Extracted records:
================================

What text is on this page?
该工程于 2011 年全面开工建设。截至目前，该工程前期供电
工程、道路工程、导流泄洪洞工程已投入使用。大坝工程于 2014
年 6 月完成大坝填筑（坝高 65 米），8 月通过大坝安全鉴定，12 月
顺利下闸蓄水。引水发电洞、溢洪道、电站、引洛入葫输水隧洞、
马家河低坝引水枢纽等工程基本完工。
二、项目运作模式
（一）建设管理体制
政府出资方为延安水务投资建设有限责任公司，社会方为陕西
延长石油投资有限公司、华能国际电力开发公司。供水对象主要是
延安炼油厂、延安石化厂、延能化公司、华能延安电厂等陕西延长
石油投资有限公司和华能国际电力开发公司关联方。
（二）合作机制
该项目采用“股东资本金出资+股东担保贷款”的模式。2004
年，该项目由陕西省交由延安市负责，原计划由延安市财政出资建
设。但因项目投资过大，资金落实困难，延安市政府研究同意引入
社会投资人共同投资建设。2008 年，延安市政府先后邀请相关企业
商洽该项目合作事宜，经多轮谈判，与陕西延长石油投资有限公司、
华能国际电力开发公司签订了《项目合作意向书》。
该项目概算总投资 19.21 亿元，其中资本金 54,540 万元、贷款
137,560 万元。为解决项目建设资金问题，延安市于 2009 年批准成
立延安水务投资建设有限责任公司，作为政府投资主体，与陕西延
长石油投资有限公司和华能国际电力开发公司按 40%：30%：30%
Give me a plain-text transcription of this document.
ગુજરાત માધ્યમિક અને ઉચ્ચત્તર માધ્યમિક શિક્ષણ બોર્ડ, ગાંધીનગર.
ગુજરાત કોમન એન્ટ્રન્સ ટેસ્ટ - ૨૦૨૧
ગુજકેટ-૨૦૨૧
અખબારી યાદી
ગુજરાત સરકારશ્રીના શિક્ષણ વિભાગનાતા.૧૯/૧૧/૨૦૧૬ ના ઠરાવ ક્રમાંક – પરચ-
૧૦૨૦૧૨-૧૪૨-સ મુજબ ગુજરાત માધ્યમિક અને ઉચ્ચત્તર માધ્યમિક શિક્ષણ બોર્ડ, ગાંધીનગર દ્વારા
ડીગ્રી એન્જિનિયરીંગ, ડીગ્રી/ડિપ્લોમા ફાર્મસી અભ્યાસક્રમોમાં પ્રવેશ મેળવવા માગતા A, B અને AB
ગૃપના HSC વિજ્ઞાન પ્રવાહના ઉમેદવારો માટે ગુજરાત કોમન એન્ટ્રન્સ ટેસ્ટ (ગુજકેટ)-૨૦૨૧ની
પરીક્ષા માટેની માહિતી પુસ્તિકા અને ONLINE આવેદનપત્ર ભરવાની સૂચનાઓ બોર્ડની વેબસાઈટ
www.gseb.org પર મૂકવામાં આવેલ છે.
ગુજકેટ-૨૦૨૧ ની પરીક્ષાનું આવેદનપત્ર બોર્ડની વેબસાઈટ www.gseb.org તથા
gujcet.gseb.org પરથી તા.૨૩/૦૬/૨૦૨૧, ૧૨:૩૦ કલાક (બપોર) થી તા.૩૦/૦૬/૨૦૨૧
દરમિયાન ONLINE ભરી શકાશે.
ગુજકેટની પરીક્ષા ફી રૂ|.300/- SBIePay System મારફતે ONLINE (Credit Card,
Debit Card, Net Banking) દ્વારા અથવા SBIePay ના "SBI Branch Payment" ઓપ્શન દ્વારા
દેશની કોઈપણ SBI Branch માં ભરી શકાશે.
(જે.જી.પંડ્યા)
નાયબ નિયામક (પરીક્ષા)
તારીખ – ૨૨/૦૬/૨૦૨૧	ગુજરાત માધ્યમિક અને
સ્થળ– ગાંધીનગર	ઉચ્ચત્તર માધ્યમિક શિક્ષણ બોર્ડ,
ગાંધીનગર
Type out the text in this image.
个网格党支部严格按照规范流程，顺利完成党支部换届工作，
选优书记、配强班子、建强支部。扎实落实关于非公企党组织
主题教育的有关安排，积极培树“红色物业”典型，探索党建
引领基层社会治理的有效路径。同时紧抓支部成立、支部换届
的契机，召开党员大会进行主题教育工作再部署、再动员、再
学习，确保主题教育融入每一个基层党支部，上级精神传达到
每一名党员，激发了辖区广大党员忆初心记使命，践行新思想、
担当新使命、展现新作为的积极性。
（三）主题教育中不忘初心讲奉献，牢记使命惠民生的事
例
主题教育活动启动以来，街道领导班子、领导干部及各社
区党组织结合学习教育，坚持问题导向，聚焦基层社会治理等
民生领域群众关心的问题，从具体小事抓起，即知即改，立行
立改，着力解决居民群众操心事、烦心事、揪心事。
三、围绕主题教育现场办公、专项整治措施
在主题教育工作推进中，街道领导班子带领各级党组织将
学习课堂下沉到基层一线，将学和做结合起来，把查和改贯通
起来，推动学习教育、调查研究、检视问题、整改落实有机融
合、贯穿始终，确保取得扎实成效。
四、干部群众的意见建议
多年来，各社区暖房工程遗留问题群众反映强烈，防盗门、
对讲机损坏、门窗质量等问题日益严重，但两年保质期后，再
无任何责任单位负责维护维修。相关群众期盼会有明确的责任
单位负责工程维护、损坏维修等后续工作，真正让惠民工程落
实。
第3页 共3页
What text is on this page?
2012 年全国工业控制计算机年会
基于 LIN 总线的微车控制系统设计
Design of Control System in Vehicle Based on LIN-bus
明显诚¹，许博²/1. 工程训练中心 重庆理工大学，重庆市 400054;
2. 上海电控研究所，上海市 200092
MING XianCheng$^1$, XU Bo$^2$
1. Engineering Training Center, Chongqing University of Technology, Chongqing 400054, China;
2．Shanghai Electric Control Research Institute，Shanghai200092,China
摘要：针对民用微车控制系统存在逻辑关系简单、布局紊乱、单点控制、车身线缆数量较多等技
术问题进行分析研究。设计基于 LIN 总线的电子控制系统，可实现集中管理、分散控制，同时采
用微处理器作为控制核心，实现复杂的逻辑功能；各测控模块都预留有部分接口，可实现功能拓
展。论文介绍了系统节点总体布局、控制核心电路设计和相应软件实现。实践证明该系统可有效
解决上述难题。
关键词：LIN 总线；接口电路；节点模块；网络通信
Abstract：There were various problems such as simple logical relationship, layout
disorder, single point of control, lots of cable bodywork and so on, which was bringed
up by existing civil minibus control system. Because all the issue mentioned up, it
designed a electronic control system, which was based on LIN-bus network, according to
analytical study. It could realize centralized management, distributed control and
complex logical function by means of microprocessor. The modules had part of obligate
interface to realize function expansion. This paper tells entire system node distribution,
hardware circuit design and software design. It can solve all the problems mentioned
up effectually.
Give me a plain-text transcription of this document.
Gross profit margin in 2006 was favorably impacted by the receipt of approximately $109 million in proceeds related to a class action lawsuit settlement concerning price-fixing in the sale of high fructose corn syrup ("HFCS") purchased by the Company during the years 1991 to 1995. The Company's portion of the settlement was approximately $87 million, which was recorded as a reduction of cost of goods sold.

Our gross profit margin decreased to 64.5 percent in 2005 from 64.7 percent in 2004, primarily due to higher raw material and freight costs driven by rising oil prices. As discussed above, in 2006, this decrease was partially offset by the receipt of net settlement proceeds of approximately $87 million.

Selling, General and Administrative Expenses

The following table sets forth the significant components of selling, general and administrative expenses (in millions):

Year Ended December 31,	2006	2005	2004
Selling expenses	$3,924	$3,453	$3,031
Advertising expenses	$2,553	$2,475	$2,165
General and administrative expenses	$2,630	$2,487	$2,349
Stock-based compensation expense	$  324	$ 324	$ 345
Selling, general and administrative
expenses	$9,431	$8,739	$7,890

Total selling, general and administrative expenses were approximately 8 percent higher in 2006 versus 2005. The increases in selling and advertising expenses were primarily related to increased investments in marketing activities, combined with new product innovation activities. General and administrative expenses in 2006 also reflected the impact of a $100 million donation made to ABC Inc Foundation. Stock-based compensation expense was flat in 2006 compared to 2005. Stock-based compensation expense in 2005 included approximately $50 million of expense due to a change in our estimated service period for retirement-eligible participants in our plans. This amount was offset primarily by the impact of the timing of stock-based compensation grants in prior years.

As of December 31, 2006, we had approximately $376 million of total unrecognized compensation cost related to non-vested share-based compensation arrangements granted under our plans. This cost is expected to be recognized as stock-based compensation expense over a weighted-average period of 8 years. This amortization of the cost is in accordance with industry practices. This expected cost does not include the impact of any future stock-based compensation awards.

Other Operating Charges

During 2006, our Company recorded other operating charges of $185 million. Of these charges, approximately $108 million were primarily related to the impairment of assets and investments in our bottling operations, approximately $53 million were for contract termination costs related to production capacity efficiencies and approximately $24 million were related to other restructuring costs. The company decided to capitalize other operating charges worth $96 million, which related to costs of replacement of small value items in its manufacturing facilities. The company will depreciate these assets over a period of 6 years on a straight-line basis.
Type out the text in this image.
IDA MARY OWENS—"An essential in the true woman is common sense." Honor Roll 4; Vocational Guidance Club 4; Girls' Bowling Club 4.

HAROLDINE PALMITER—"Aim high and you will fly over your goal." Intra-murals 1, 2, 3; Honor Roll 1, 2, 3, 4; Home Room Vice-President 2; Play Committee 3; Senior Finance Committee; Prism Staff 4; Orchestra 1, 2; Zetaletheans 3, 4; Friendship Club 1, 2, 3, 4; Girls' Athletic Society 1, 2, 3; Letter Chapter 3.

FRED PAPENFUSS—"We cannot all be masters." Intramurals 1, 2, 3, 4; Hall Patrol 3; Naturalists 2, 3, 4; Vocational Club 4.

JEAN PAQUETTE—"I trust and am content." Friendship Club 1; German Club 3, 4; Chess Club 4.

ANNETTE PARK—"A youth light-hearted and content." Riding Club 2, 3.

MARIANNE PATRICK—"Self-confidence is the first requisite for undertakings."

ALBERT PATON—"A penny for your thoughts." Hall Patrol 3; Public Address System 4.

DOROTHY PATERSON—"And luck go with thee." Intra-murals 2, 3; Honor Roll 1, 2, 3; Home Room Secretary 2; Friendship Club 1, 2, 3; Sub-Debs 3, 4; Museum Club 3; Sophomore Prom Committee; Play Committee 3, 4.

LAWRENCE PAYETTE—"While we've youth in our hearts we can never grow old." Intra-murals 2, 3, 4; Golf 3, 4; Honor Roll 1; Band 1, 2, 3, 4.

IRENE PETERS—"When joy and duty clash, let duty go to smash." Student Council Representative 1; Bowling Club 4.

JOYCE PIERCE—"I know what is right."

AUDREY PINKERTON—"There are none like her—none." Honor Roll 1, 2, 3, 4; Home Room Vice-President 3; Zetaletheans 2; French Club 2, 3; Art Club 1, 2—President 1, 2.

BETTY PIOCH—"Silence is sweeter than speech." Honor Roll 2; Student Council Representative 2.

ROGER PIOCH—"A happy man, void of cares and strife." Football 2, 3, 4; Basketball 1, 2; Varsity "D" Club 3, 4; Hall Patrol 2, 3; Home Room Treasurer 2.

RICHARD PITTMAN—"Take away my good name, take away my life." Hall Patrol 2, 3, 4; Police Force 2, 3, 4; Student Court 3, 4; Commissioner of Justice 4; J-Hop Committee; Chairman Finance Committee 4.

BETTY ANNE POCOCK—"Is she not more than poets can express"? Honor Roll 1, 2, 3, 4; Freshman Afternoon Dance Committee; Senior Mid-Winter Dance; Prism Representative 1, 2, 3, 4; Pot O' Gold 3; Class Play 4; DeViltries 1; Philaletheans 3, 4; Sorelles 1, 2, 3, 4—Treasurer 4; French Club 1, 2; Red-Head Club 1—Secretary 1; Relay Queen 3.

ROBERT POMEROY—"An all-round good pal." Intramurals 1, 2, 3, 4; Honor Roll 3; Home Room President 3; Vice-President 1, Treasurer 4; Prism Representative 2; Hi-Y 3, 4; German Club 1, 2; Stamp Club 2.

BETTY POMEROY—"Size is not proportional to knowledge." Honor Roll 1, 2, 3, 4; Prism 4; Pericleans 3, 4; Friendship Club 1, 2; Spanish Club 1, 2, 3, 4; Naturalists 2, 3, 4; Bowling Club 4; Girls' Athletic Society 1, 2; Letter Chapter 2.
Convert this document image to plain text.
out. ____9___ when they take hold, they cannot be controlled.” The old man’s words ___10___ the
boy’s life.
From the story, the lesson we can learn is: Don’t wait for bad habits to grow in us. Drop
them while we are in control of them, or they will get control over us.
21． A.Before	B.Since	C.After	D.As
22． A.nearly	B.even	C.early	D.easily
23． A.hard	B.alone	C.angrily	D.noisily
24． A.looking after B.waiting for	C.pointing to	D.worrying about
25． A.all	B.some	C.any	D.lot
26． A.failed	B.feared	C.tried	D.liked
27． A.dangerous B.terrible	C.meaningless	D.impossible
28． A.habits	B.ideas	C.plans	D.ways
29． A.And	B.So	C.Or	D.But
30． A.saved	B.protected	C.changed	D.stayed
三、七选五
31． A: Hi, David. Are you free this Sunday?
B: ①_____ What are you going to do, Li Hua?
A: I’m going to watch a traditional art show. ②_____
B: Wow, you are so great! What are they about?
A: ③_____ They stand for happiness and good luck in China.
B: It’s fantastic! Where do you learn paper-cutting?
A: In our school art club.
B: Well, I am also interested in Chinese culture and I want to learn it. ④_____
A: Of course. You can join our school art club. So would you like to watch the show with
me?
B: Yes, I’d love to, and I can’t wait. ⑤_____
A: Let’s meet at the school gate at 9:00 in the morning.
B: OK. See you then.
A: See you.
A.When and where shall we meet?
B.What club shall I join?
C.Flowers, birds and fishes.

================================

◆ Stated problem ◆
Track down the lines that include the word "POMEROY" and copy them.

◆ Completed task ◆
ROBERT POMEROY—"An all-round good pal." Intramurals 1, 2, 3, 4; Honor Roll 3; Home Room President 3; Vice-President 1, Treasurer 4; Prism Representative 2; Hi-Y 3, 4; German Club 1, 2; Stamp Club 2.
BETTY POMEROY—"Size is not proportional to knowledge." Honor Roll 1, 2, 3, 4; Prism 4; Pericleans 3, 4; Friendship Club 1, 2; Spanish Club 1, 2, 3, 4; Naturalists 2, 3, 4; Bowling Club 4; Girls' Athletic Society 1, 2; Letter Chapter 2.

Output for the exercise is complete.